Could you write out the records below exactly as they appear, leaving out any pictures?

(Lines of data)
▬▬▬

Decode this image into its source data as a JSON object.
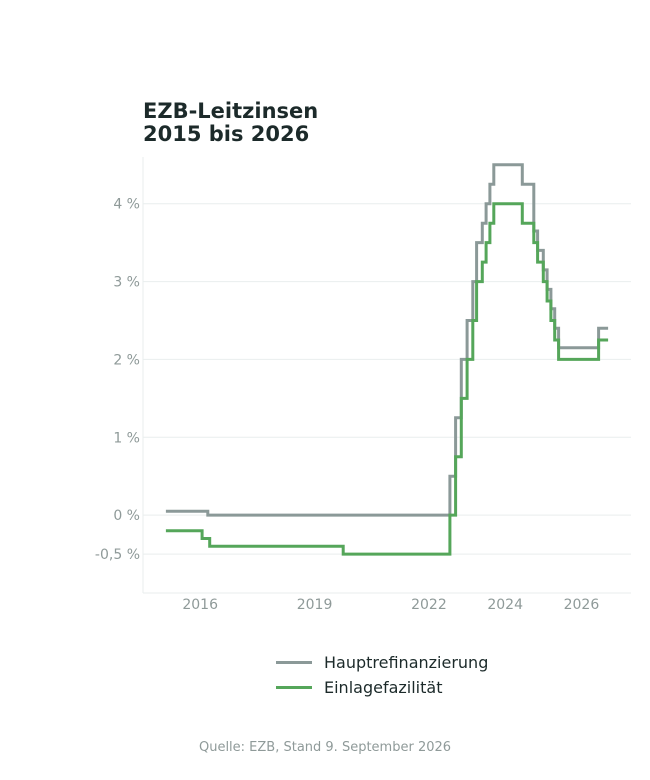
{
  "colors": {
    "grid": "#e9eeee",
    "axis": "#e9eeee",
    "ticktext": "#8f9a99"
  },
  "chart_data": {
    "type": "line",
    "title_lines": [
      "EZB-Leitzinsen",
      "2015 bis 2026"
    ],
    "xlim": [
      2014.5,
      2027.3
    ],
    "ylim": [
      -1.0,
      4.6
    ],
    "x_ticks": [
      2016,
      2019,
      2022,
      2024,
      2026
    ],
    "x_tick_labels": [
      "2016",
      "2019",
      "2022",
      "2024",
      "2026"
    ],
    "y_ticks": [
      -0.5,
      0,
      1,
      2,
      3,
      4
    ],
    "y_tick_labels": [
      "-0,5 %",
      "0 %",
      "1 %",
      "2 %",
      "3 %",
      "4 %"
    ],
    "grid": true,
    "legend_position": "bottom",
    "series": [
      {
        "name": "Hauptrefinanzierung",
        "color": "#8b9998",
        "step": true,
        "points": [
          [
            2015.1,
            0.05
          ],
          [
            2016.2,
            0.0
          ],
          [
            2022.55,
            0.5
          ],
          [
            2022.7,
            1.25
          ],
          [
            2022.85,
            2.0
          ],
          [
            2023.0,
            2.5
          ],
          [
            2023.15,
            3.0
          ],
          [
            2023.25,
            3.5
          ],
          [
            2023.4,
            3.75
          ],
          [
            2023.5,
            4.0
          ],
          [
            2023.6,
            4.25
          ],
          [
            2023.7,
            4.5
          ],
          [
            2024.45,
            4.25
          ],
          [
            2024.75,
            3.65
          ],
          [
            2024.85,
            3.4
          ],
          [
            2025.0,
            3.15
          ],
          [
            2025.1,
            2.9
          ],
          [
            2025.2,
            2.65
          ],
          [
            2025.3,
            2.4
          ],
          [
            2025.4,
            2.15
          ],
          [
            2026.45,
            2.4
          ],
          [
            2026.7,
            2.4
          ]
        ]
      },
      {
        "name": "Einlagefazilität",
        "color": "#55a65a",
        "step": true,
        "points": [
          [
            2015.1,
            -0.2
          ],
          [
            2016.05,
            -0.3
          ],
          [
            2016.25,
            -0.4
          ],
          [
            2019.75,
            -0.5
          ],
          [
            2022.55,
            0.0
          ],
          [
            2022.7,
            0.75
          ],
          [
            2022.85,
            1.5
          ],
          [
            2023.0,
            2.0
          ],
          [
            2023.15,
            2.5
          ],
          [
            2023.25,
            3.0
          ],
          [
            2023.4,
            3.25
          ],
          [
            2023.5,
            3.5
          ],
          [
            2023.6,
            3.75
          ],
          [
            2023.7,
            4.0
          ],
          [
            2024.45,
            3.75
          ],
          [
            2024.75,
            3.5
          ],
          [
            2024.85,
            3.25
          ],
          [
            2025.0,
            3.0
          ],
          [
            2025.1,
            2.75
          ],
          [
            2025.2,
            2.5
          ],
          [
            2025.3,
            2.25
          ],
          [
            2025.4,
            2.0
          ],
          [
            2026.45,
            2.25
          ],
          [
            2026.7,
            2.25
          ]
        ]
      }
    ]
  },
  "source": "Quelle: EZB, Stand 9. September 2026"
}
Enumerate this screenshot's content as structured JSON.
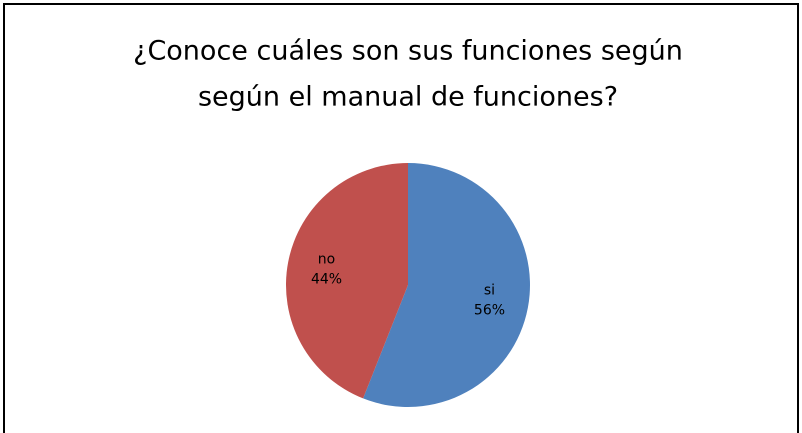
{
  "chart_data": {
    "type": "pie",
    "title": [
      "¿Conoce cuáles son sus funciones según",
      "según el manual  de funciones?"
    ],
    "categories": [
      "si",
      "no"
    ],
    "values": [
      56,
      44
    ],
    "value_labels": [
      "56%",
      "44%"
    ],
    "colors": [
      "#4f81bd",
      "#c0504d"
    ]
  }
}
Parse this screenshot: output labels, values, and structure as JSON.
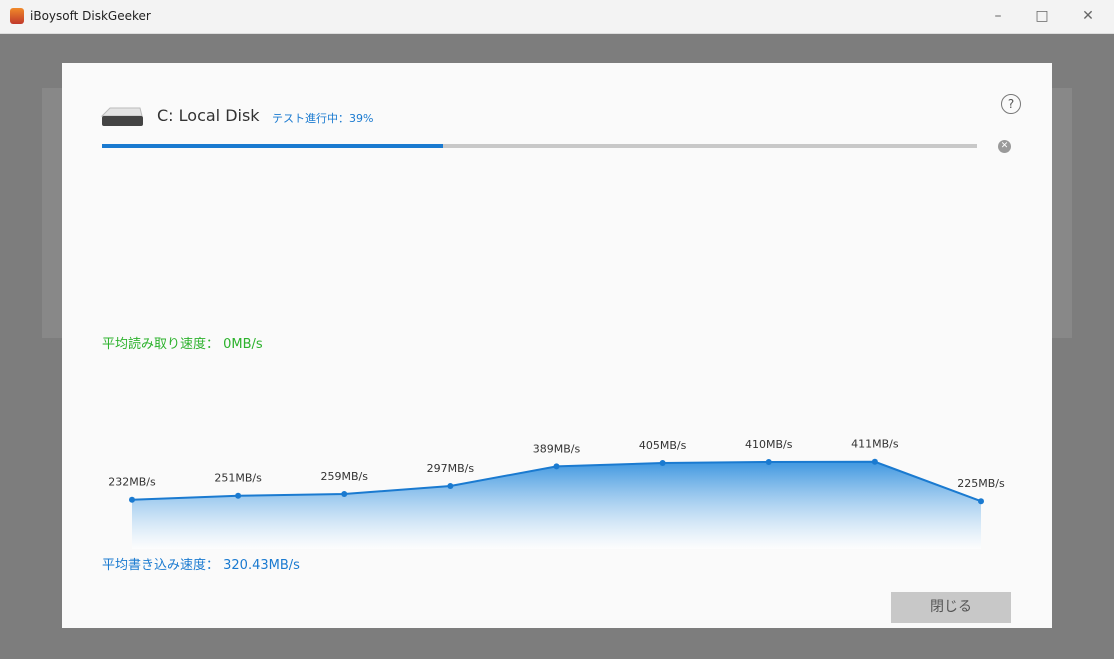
{
  "window": {
    "title": "iBoysoft DiskGeeker"
  },
  "dialog": {
    "disk_name": "C: Local Disk",
    "progress": {
      "label": "テスト進行中：39%",
      "value": 39
    },
    "read_speed": "平均読み取り速度： 0MB/s",
    "write_speed": "平均書き込み速度： 320.43MB/s",
    "close_button": "閉じる",
    "help_icon": "?"
  },
  "chart_data": {
    "type": "area",
    "color": "#1a7ad0",
    "values": [
      232,
      251,
      259,
      297,
      389,
      405,
      410,
      411,
      225
    ],
    "value_labels": [
      "232MB/s",
      "251MB/s",
      "259MB/s",
      "297MB/s",
      "389MB/s",
      "405MB/s",
      "410MB/s",
      "411MB/s",
      "225MB/s"
    ]
  }
}
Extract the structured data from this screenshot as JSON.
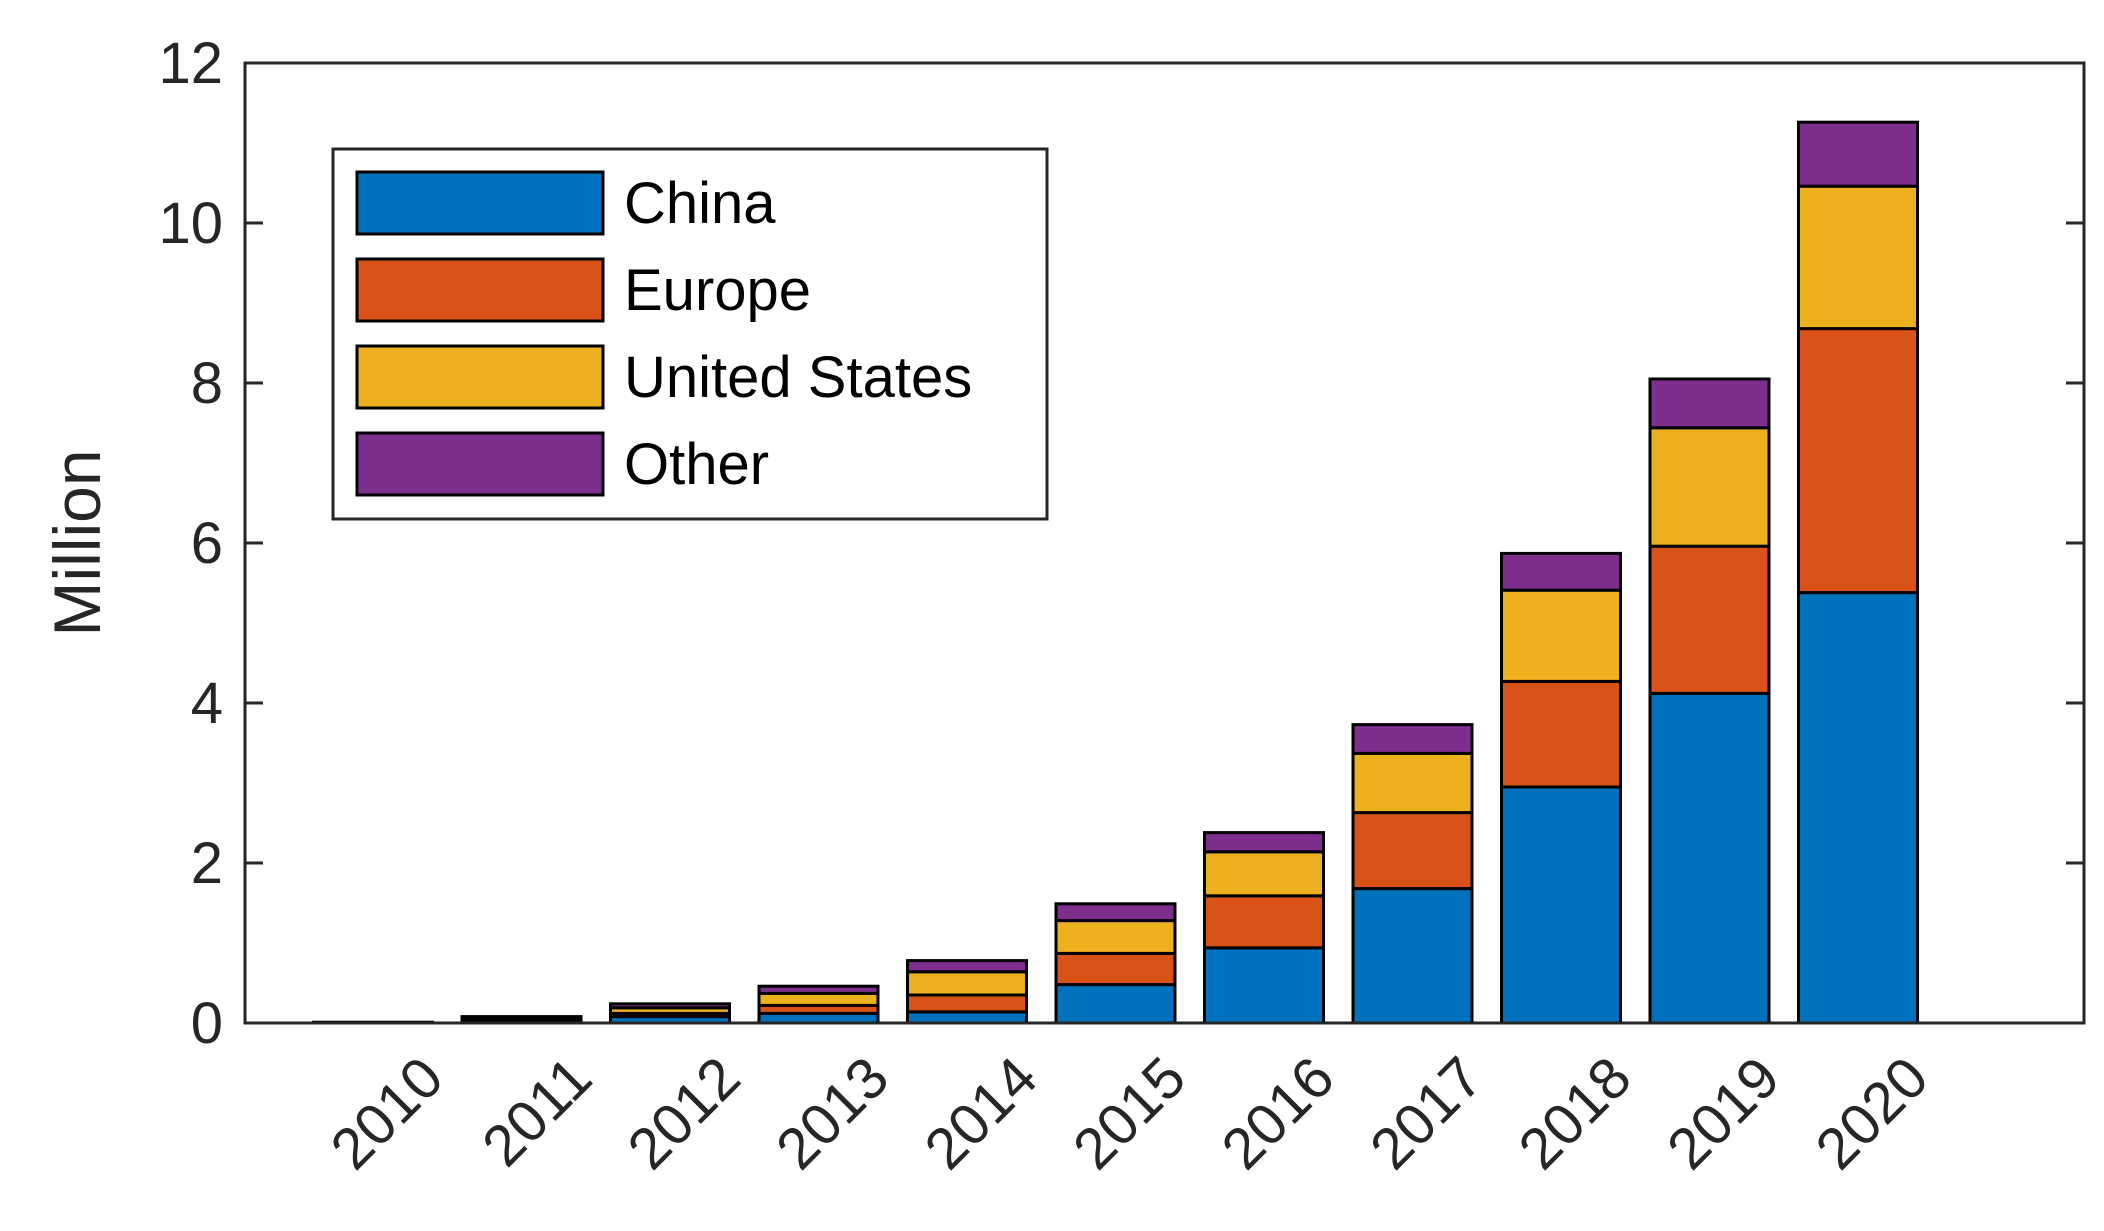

▬▬▬

### [RESULT]
Decode this image into its source data as a JSON object.
{
  "colors": {
    "grid": "#e9eeee",
    "axis": "#e9eeee",
    "ticktext": "#8f9a99"
  },
  "chart_data": {
    "type": "line",
    "title_lines": [
      "EZB-Leitzinsen",
      "2015 bis 2026"
    ],
    "xlim": [
      2014.5,
      2027.3
    ],
    "ylim": [
      -1.0,
      4.6
    ],
    "x_ticks": [
      2016,
      2019,
      2022,
      2024,
      2026
    ],
    "x_tick_labels": [
      "2016",
      "2019",
      "2022",
      "2024",
      "2026"
    ],
    "y_ticks": [
      -0.5,
      0,
      1,
      2,
      3,
      4
    ],
    "y_tick_labels": [
      "-0,5 %",
      "0 %",
      "1 %",
      "2 %",
      "3 %",
      "4 %"
    ],
    "grid": true,
    "legend_position": "bottom",
    "series": [
      {
        "name": "Hauptrefinanzierung",
        "color": "#8b9998",
        "step": true,
        "points": [
          [
            2015.1,
            0.05
          ],
          [
            2016.2,
            0.0
          ],
          [
            2022.55,
            0.5
          ],
          [
            2022.7,
            1.25
          ],
          [
            2022.85,
            2.0
          ],
          [
            2023.0,
            2.5
          ],
          [
            2023.15,
            3.0
          ],
          [
            2023.25,
            3.5
          ],
          [
            2023.4,
            3.75
          ],
          [
            2023.5,
            4.0
          ],
          [
            2023.6,
            4.25
          ],
          [
            2023.7,
            4.5
          ],
          [
            2024.45,
            4.25
          ],
          [
            2024.75,
            3.65
          ],
          [
            2024.85,
            3.4
          ],
          [
            2025.0,
            3.15
          ],
          [
            2025.1,
            2.9
          ],
          [
            2025.2,
            2.65
          ],
          [
            2025.3,
            2.4
          ],
          [
            2025.4,
            2.15
          ],
          [
            2026.45,
            2.4
          ],
          [
            2026.7,
            2.4
          ]
        ]
      },
      {
        "name": "Einlagefazilität",
        "color": "#55a65a",
        "step": true,
        "points": [
          [
            2015.1,
            -0.2
          ],
          [
            2016.05,
            -0.3
          ],
          [
            2016.25,
            -0.4
          ],
          [
            2019.75,
            -0.5
          ],
          [
            2022.55,
            0.0
          ],
          [
            2022.7,
            0.75
          ],
          [
            2022.85,
            1.5
          ],
          [
            2023.0,
            2.0
          ],
          [
            2023.15,
            2.5
          ],
          [
            2023.25,
            3.0
          ],
          [
            2023.4,
            3.25
          ],
          [
            2023.5,
            3.5
          ],
          [
            2023.6,
            3.75
          ],
          [
            2023.7,
            4.0
          ],
          [
            2024.45,
            3.75
          ],
          [
            2024.75,
            3.5
          ],
          [
            2024.85,
            3.25
          ],
          [
            2025.0,
            3.0
          ],
          [
            2025.1,
            2.75
          ],
          [
            2025.2,
            2.5
          ],
          [
            2025.3,
            2.25
          ],
          [
            2025.4,
            2.0
          ],
          [
            2026.45,
            2.25
          ],
          [
            2026.7,
            2.25
          ]
        ]
      }
    ]
  },
  "source": "Quelle: EZB, Stand 9. September 2026"
}
Enumerate this screenshot's content as structured JSON.
{
  "chart_data": {
    "type": "pie",
    "title": [
      "¿Conoce cuáles son sus funciones según",
      "según el manual  de funciones?"
    ],
    "categories": [
      "si",
      "no"
    ],
    "values": [
      56,
      44
    ],
    "value_labels": [
      "56%",
      "44%"
    ],
    "colors": [
      "#4f81bd",
      "#c0504d"
    ]
  }
}
Parse this screenshot: output labels, values, and structure as JSON.
{
  "window": {
    "title": "iBoysoft DiskGeeker"
  },
  "dialog": {
    "disk_name": "C: Local Disk",
    "progress": {
      "label": "テスト進行中：39%",
      "value": 39
    },
    "read_speed": "平均読み取り速度： 0MB/s",
    "write_speed": "平均書き込み速度： 320.43MB/s",
    "close_button": "閉じる",
    "help_icon": "?"
  },
  "chart_data": {
    "type": "area",
    "color": "#1a7ad0",
    "values": [
      232,
      251,
      259,
      297,
      389,
      405,
      410,
      411,
      225
    ],
    "value_labels": [
      "232MB/s",
      "251MB/s",
      "259MB/s",
      "297MB/s",
      "389MB/s",
      "405MB/s",
      "410MB/s",
      "411MB/s",
      "225MB/s"
    ]
  }
}
Extract the structured data from this screenshot as JSON.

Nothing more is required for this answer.